[Layout element annotations]
start

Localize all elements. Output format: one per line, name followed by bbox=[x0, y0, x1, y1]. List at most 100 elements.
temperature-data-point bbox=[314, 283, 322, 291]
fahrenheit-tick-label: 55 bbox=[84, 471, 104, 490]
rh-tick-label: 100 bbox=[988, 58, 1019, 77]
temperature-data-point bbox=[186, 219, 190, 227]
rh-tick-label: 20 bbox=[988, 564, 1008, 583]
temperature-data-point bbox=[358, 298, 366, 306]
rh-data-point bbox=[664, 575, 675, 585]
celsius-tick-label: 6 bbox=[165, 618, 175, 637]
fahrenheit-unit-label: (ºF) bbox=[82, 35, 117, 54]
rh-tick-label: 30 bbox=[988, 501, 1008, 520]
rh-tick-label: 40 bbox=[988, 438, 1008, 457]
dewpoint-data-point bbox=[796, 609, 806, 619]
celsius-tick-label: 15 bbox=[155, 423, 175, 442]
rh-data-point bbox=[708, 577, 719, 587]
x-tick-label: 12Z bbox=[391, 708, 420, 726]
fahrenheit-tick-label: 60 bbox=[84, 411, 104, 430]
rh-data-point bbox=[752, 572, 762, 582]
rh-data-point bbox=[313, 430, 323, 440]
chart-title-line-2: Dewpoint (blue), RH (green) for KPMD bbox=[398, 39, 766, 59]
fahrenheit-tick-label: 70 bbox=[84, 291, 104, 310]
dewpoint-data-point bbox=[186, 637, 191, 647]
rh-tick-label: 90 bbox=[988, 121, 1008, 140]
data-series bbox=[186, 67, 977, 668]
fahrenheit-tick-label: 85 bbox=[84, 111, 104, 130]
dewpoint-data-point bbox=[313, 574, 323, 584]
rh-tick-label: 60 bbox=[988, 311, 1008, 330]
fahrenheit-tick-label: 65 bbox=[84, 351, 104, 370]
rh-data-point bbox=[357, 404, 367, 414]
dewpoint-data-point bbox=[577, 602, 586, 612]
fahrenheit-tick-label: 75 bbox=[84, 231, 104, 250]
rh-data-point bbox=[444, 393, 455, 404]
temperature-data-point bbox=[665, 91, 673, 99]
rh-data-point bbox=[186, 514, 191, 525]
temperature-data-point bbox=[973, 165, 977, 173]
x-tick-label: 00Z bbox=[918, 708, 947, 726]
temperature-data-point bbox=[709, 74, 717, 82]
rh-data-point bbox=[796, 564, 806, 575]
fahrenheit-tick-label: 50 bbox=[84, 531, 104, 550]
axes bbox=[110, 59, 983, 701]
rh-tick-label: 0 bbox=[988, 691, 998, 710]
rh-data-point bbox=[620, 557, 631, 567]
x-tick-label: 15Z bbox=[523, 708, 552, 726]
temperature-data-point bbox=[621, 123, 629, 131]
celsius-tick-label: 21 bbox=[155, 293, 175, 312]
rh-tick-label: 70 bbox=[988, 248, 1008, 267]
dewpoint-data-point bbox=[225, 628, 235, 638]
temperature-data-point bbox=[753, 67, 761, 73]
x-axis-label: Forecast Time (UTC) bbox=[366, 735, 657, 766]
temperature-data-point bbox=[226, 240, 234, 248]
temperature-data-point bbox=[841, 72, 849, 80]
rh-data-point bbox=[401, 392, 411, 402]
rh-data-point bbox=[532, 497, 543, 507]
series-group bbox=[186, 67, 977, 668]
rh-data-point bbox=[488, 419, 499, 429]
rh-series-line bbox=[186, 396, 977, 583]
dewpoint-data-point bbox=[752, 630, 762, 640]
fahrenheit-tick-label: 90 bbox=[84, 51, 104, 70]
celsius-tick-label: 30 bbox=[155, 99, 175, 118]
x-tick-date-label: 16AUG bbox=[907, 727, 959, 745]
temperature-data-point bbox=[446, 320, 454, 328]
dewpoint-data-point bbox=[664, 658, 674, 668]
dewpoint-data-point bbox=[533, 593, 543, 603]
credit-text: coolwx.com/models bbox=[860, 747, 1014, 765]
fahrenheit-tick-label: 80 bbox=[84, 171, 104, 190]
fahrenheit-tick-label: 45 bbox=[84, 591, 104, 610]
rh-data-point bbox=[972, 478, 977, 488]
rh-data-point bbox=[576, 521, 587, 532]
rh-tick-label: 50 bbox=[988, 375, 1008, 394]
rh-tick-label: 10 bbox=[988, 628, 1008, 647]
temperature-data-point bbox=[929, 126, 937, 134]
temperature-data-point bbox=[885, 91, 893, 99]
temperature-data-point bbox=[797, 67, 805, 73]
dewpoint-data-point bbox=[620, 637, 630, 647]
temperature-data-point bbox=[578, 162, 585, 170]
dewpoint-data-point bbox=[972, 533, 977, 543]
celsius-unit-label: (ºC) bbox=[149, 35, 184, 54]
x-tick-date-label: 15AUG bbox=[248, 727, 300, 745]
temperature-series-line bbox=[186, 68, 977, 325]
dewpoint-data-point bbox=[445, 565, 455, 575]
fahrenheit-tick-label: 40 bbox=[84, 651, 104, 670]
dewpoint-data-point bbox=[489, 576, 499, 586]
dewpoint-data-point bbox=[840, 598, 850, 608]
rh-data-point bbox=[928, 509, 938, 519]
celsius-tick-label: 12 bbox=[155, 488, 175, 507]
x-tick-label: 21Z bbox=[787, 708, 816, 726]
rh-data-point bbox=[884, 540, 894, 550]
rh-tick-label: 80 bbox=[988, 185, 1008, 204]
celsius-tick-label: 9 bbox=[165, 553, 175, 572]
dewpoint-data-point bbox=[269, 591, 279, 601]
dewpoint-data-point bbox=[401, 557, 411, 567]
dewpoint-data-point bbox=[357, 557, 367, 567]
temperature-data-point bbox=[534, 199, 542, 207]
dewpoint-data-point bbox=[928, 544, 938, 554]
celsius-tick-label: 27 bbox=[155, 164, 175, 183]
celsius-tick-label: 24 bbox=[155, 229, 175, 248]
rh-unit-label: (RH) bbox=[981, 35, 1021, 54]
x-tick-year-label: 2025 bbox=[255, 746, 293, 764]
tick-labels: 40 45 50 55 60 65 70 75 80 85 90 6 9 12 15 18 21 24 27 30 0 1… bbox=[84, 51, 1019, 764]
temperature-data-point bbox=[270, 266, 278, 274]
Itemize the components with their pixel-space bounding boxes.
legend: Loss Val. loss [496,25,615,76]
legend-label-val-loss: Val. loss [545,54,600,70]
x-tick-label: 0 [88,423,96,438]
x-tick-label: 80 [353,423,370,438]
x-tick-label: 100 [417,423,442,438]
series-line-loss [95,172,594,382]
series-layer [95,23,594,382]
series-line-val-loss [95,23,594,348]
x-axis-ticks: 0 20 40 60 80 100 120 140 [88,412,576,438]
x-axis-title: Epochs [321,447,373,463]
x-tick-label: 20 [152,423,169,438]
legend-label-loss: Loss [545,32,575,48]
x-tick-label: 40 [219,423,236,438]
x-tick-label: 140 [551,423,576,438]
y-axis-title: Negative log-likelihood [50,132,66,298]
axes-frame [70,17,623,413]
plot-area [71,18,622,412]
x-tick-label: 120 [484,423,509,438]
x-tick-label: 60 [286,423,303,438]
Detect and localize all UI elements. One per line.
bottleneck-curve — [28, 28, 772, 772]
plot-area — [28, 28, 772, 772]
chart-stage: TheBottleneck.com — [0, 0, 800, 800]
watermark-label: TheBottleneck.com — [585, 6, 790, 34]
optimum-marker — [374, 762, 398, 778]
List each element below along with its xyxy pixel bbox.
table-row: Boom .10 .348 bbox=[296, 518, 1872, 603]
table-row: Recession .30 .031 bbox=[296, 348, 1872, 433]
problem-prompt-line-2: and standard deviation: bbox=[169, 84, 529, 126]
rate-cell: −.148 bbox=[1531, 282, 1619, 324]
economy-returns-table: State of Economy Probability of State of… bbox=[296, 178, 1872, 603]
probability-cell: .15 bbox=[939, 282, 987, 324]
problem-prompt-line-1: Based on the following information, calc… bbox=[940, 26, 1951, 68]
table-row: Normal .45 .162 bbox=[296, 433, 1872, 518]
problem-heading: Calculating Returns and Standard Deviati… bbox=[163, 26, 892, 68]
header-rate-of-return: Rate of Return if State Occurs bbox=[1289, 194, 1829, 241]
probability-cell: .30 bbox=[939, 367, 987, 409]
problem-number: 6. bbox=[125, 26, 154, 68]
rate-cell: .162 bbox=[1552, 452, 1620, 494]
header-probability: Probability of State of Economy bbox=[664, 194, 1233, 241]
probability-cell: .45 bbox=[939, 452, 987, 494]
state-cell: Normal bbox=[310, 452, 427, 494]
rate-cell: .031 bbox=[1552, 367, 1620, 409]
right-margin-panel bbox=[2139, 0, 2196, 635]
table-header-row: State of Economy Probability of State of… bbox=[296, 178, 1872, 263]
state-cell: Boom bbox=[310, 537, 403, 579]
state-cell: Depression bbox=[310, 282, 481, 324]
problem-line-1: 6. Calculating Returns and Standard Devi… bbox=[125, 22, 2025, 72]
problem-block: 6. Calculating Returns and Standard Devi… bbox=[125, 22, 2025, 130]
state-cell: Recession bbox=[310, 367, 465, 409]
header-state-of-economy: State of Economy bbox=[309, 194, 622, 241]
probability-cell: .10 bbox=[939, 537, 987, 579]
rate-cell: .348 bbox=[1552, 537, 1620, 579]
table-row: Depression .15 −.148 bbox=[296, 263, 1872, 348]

end

Turn everything in the listing above, from its first line down through the line containing "dewpoint-data-point bbox=[313, 574, 323, 584]", into a numbered list, omitting blank lines.

1. Localize all elements. Output format: one per line, name followed by bbox=[x0, y0, x1, y1]. List at most 100 elements.
2. temperature-data-point bbox=[314, 283, 322, 291]
3. fahrenheit-tick-label: 55 bbox=[84, 471, 104, 490]
4. rh-tick-label: 100 bbox=[988, 58, 1019, 77]
5. temperature-data-point bbox=[186, 219, 190, 227]
6. rh-tick-label: 20 bbox=[988, 564, 1008, 583]
7. temperature-data-point bbox=[358, 298, 366, 306]
8. rh-data-point bbox=[664, 575, 675, 585]
9. celsius-tick-label: 6 bbox=[165, 618, 175, 637]
10. fahrenheit-unit-label: (ºF) bbox=[82, 35, 117, 54]
11. rh-tick-label: 30 bbox=[988, 501, 1008, 520]
12. rh-tick-label: 40 bbox=[988, 438, 1008, 457]
13. dewpoint-data-point bbox=[796, 609, 806, 619]
14. celsius-tick-label: 15 bbox=[155, 423, 175, 442]
15. rh-data-point bbox=[708, 577, 719, 587]
16. x-tick-label: 12Z bbox=[391, 708, 420, 726]
17. fahrenheit-tick-label: 60 bbox=[84, 411, 104, 430]
18. rh-data-point bbox=[752, 572, 762, 582]
19. rh-data-point bbox=[313, 430, 323, 440]
20. chart-title-line-2: Dewpoint (blue), RH (green) for KPMD bbox=[398, 39, 766, 59]
21. fahrenheit-tick-label: 70 bbox=[84, 291, 104, 310]
22. dewpoint-data-point bbox=[186, 637, 191, 647]
23. rh-tick-label: 90 bbox=[988, 121, 1008, 140]
24. data-series bbox=[186, 67, 977, 668]
25. fahrenheit-tick-label: 85 bbox=[84, 111, 104, 130]
26. dewpoint-data-point bbox=[313, 574, 323, 584]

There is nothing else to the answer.